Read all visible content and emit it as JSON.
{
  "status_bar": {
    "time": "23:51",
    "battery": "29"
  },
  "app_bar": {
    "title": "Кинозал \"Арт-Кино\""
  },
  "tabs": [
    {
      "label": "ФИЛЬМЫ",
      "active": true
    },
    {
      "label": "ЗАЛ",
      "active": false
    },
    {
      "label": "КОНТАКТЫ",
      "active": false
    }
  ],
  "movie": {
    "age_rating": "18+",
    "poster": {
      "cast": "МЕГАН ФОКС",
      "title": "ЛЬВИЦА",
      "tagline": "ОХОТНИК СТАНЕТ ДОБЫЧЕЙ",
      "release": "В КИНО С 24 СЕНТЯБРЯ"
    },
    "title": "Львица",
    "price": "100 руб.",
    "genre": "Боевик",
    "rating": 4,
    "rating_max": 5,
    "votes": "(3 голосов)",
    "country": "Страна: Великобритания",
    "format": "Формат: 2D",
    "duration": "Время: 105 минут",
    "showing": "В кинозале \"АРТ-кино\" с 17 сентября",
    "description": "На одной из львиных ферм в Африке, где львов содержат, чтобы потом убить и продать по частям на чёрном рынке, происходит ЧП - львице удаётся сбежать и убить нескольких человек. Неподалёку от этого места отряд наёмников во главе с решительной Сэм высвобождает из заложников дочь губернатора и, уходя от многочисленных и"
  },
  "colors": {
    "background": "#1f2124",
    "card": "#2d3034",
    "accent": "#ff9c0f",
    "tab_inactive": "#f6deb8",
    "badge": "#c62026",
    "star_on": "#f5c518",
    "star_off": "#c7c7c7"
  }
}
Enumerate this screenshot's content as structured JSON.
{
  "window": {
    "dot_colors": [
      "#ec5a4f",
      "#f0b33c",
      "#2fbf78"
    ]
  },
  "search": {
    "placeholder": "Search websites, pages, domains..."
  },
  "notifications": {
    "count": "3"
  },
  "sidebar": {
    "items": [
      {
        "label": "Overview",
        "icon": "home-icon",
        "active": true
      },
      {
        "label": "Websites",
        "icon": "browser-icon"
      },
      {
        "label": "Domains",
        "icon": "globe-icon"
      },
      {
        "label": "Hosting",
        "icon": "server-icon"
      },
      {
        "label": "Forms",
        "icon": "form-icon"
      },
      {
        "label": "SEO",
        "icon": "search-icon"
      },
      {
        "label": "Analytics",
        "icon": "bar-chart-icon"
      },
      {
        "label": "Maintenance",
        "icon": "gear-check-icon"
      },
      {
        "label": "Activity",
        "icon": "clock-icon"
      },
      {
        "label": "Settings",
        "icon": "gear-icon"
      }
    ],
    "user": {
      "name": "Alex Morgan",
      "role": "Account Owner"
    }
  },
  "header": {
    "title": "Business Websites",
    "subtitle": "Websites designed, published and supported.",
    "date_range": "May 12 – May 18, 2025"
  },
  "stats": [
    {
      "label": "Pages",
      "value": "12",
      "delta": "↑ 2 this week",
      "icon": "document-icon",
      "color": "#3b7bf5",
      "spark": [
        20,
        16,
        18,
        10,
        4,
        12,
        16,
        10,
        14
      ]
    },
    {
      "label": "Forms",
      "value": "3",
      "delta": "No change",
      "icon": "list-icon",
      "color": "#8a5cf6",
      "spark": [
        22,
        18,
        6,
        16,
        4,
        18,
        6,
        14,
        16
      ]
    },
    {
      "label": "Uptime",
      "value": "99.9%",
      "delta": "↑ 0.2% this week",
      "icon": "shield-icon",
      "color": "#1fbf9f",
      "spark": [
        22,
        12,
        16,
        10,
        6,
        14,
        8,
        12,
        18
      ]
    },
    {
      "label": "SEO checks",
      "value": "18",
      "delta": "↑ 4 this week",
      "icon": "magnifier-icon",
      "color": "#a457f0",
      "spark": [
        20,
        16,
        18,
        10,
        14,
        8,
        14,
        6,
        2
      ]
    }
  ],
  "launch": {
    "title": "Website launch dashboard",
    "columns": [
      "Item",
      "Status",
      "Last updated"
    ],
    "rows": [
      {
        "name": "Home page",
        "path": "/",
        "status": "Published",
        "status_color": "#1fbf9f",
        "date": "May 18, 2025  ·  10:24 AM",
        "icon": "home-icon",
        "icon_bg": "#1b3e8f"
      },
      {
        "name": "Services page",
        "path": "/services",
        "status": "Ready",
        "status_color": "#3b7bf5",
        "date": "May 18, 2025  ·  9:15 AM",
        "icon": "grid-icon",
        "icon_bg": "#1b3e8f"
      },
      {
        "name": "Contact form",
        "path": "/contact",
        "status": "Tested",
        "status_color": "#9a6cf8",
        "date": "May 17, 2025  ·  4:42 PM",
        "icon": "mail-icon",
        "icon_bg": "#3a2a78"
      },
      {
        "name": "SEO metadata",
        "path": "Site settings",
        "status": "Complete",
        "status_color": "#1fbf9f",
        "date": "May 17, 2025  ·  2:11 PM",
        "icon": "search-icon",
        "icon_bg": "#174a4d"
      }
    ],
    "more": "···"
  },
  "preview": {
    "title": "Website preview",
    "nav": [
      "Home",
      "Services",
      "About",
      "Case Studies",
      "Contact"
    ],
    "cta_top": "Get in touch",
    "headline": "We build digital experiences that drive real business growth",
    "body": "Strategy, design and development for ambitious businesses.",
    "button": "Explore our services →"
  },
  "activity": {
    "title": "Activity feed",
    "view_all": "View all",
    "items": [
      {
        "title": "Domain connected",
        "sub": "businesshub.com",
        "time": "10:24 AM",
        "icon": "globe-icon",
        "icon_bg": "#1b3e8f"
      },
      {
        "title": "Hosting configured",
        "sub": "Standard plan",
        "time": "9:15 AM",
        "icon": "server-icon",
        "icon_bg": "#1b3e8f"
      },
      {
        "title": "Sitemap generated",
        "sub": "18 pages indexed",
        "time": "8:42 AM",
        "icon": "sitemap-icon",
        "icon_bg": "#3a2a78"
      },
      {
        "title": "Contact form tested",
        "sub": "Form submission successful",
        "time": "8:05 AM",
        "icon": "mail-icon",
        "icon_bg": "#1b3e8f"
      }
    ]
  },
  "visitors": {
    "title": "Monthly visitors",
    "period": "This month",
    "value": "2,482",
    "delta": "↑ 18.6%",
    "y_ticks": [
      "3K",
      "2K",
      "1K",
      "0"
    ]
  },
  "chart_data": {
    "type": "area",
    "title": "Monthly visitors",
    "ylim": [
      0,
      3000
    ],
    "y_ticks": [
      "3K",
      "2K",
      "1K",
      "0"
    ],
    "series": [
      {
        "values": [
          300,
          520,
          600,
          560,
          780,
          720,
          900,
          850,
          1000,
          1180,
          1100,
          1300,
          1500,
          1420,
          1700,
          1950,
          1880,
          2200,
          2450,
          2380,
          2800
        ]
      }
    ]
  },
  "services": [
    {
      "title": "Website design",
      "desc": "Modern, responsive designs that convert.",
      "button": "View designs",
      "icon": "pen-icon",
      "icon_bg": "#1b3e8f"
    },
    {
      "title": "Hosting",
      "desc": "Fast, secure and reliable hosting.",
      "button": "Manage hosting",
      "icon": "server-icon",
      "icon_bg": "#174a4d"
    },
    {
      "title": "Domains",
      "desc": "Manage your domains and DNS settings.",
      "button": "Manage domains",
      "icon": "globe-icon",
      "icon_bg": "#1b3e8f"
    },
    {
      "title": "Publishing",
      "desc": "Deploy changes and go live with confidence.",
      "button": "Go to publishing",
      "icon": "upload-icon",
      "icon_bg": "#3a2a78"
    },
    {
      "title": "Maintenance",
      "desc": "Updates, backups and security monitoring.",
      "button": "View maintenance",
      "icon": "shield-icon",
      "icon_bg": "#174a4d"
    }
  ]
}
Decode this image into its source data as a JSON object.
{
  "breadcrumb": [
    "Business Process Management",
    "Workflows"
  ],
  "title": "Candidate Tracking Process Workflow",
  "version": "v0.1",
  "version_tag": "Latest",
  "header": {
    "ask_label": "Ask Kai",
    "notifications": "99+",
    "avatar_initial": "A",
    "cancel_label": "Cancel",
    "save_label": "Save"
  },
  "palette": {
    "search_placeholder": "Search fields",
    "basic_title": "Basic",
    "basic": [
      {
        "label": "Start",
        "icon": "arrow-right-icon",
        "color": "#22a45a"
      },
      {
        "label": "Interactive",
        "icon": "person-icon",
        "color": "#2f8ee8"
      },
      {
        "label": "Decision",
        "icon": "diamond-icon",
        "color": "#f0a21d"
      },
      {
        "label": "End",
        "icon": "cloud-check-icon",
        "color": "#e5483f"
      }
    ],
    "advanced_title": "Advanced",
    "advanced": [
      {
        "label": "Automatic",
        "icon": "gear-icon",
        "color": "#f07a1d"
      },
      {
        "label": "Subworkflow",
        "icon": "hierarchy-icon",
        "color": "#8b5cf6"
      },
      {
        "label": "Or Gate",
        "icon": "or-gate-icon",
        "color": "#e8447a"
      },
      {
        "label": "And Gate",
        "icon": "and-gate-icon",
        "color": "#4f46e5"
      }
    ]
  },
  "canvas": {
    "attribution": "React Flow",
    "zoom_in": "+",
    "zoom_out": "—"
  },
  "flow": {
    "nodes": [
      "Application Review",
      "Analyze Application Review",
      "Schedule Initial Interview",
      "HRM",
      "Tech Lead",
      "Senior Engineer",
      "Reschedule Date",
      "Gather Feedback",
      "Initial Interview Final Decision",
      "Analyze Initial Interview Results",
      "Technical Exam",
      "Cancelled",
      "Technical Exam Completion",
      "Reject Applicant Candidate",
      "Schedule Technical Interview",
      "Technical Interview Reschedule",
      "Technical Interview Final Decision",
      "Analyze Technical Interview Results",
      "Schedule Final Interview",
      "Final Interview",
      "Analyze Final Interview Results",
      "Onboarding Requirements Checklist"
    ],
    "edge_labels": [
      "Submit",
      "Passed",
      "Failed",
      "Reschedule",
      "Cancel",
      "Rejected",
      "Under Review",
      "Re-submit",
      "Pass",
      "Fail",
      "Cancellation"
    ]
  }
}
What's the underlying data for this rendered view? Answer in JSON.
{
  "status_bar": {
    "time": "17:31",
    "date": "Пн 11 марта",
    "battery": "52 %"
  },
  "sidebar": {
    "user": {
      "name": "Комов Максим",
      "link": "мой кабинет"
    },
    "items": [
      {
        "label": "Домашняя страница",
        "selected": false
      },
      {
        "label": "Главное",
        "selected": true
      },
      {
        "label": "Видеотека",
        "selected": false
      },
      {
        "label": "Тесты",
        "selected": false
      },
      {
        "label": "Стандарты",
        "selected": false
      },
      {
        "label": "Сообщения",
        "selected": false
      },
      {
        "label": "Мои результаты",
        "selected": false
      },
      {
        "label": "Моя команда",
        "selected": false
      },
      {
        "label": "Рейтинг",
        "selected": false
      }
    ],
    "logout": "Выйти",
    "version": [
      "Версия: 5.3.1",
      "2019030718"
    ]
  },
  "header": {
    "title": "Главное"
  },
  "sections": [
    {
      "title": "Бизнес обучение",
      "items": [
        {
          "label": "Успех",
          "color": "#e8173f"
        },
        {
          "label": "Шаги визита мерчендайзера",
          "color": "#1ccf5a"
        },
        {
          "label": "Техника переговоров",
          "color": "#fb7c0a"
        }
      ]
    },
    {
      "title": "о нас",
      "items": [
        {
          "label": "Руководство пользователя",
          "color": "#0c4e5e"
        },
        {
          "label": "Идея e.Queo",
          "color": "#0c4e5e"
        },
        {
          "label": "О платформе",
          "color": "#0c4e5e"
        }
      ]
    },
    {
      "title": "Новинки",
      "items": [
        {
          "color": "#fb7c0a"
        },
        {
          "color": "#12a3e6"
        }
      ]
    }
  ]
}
___
Set problem: Go through the records and gather the lines that hold "Final".

Answer to this exercise:
      "Initial Interview Final Decision",
      "Technical Interview Final Decision",
      "Schedule Final Interview",
      "Final Interview",
      "Analyze Final Interview Results",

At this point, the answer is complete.